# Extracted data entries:
__________
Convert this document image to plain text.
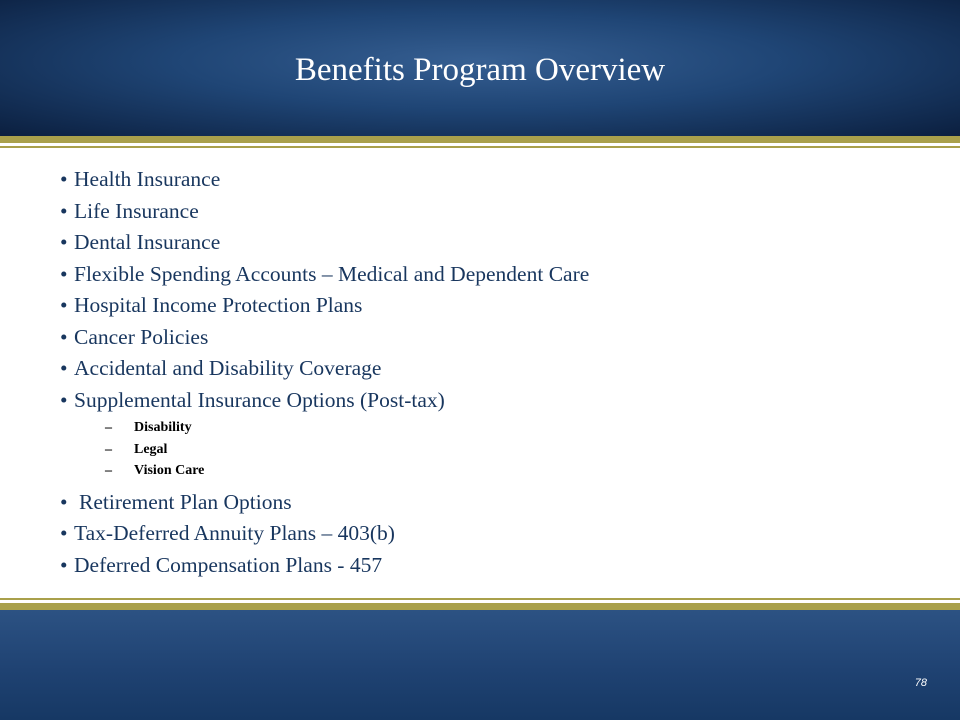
Benefits Program Overview
• Health Insurance
• Life Insurance
• Dental Insurance
• Flexible Spending Accounts – Medical and Dependent Care
• Hospital Income Protection Plans
• Cancer Policies
• Accidental and Disability Coverage
• Supplemental Insurance Options (Post-tax)
– Disability
– Legal
– Vision Care
• Retirement Plan Options
• Tax-Deferred Annuity Plans – 403(b)
• Deferred Compensation Plans - 457
78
__________
# Task details:
All of the lines above should be retyped precisely, apart from the pictures.

# Response to the exercise:
Convert this document image to plain text.
Benefits Program Overview
• Health Insurance
• Life Insurance
• Dental Insurance
• Flexible Spending Accounts – Medical and Dependent Care
• Hospital Income Protection Plans
• Cancer Policies
• Accidental and Disability Coverage
• Supplemental Insurance Options (Post-tax)
– Disability
– Legal
– Vision Care
• Retirement Plan Options
• Tax-Deferred Annuity Plans – 403(b)
• Deferred Compensation Plans - 457
78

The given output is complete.